PROBLEM TO SOLVE:
Search the material below for the word "this" and copy every line in which it occurs.

Figure collection entries
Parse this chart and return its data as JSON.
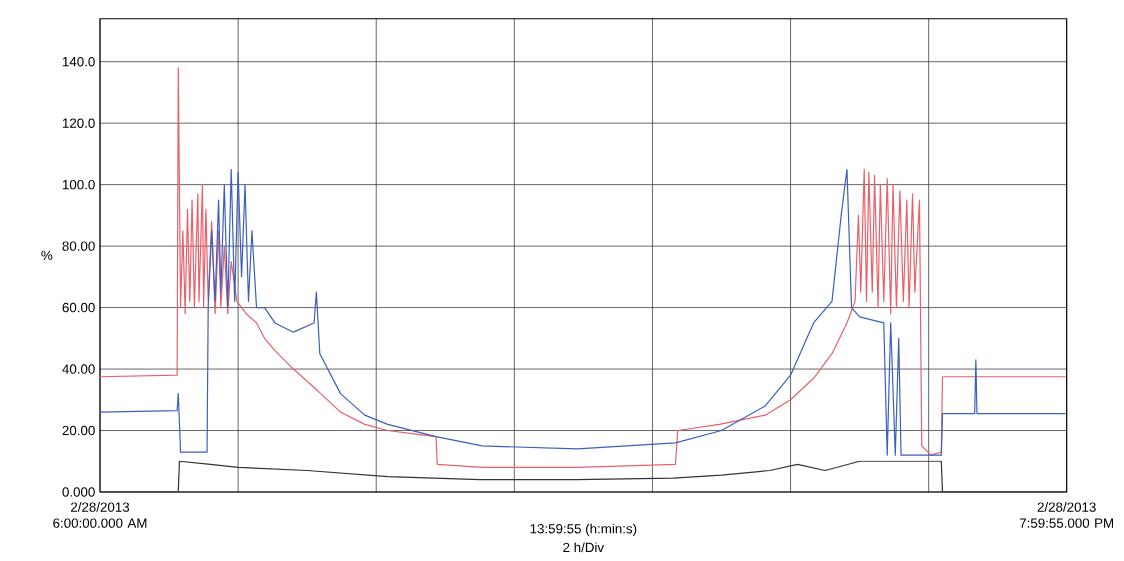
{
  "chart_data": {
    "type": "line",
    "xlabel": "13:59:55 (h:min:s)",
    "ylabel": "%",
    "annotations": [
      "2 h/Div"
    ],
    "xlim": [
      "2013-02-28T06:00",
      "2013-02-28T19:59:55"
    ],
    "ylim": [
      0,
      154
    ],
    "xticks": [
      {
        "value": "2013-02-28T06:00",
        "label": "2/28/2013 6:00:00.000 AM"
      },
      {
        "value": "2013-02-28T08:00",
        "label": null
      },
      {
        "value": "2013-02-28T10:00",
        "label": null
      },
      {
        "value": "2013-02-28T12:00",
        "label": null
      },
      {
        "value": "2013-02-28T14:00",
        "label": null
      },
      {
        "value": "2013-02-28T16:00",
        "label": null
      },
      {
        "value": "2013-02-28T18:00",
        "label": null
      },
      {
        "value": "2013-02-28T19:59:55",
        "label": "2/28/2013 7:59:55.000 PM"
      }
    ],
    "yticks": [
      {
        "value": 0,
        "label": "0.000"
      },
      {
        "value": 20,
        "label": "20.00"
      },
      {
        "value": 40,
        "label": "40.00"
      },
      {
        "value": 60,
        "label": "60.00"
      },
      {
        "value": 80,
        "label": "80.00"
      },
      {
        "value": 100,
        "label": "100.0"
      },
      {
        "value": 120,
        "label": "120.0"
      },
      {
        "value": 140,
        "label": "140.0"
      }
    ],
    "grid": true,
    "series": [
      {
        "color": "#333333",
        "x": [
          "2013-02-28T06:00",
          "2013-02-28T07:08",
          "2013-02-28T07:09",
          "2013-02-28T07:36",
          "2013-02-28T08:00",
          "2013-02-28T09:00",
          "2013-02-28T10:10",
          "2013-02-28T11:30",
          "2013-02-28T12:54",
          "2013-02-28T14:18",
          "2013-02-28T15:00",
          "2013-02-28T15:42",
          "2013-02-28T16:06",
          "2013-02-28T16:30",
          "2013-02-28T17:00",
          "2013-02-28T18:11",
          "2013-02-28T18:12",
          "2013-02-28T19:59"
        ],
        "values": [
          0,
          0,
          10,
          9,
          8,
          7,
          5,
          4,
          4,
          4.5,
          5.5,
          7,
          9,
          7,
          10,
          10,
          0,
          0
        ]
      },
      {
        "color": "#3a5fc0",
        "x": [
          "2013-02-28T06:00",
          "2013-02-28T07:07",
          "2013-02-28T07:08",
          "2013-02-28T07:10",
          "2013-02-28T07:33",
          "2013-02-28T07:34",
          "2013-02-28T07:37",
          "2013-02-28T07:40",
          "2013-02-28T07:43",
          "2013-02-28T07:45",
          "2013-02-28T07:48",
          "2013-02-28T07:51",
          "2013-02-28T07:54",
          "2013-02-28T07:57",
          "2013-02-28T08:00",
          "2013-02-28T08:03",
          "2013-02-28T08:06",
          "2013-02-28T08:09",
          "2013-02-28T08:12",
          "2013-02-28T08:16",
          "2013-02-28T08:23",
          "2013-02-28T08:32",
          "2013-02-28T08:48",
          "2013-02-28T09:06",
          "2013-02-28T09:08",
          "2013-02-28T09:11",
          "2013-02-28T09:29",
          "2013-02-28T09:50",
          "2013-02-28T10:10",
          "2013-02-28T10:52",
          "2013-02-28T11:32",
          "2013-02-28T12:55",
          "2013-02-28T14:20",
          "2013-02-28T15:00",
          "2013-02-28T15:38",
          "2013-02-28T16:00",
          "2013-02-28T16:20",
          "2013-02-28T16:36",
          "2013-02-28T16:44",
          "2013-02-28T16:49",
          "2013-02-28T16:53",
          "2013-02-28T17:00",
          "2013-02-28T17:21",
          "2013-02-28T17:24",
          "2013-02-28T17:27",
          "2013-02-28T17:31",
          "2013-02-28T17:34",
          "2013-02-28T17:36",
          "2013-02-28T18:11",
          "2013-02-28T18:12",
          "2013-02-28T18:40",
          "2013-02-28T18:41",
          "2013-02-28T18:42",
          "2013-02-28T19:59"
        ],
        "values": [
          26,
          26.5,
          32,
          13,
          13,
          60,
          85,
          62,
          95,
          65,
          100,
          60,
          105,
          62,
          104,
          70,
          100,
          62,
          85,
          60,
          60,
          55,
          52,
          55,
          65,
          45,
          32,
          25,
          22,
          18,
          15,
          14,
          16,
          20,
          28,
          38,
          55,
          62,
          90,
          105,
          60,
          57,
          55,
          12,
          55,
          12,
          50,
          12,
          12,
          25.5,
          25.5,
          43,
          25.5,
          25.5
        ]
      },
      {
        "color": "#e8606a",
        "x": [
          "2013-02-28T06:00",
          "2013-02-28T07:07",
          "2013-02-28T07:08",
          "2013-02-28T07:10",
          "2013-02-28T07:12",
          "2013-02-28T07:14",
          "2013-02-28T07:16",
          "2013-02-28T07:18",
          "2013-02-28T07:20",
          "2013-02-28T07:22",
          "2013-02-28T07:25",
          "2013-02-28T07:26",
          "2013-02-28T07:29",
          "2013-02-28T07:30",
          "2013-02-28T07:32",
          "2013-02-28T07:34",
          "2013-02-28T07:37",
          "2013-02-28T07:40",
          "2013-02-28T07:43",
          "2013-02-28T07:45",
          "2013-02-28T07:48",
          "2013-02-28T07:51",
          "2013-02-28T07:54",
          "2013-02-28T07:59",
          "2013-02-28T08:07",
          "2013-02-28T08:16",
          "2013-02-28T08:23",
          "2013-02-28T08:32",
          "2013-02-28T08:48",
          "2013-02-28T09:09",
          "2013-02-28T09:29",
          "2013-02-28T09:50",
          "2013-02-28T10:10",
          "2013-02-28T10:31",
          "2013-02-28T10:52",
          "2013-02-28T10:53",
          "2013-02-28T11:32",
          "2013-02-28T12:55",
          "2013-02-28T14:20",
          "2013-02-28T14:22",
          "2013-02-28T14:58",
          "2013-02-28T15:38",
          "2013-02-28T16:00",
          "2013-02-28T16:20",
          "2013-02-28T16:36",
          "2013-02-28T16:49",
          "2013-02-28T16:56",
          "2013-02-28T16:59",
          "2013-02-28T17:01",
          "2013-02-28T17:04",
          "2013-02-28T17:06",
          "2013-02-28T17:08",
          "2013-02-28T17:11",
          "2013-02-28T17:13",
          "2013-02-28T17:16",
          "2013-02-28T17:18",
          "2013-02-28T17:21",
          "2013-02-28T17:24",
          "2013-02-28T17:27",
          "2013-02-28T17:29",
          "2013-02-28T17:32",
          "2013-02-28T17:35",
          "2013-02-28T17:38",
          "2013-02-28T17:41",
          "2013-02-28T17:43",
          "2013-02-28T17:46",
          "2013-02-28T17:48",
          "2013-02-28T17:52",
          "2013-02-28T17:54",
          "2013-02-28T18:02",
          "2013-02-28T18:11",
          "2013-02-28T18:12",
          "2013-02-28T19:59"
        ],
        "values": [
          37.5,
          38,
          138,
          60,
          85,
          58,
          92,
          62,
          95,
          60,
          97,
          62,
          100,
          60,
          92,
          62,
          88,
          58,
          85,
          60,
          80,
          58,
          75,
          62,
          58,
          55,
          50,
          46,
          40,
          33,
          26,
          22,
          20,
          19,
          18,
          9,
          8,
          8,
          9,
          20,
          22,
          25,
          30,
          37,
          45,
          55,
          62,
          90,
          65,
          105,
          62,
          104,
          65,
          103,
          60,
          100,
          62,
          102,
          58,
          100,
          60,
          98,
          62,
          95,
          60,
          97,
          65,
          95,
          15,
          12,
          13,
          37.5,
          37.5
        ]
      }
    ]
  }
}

...

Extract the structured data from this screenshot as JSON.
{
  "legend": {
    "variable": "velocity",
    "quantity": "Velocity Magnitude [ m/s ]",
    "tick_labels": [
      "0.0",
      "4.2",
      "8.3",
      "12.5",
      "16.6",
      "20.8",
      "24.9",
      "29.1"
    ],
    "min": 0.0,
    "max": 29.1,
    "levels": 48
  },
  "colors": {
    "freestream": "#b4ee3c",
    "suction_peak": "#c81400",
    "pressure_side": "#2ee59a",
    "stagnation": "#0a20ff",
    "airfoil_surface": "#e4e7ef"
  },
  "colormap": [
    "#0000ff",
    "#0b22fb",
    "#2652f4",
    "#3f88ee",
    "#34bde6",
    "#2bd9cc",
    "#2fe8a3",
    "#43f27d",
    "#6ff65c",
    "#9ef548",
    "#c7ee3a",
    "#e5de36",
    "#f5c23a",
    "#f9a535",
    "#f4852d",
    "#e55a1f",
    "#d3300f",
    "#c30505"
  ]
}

EXERCISE OUTPUT:
Parse this chart and return its data as JSON.
Extract the structured data from this screenshot as JSON.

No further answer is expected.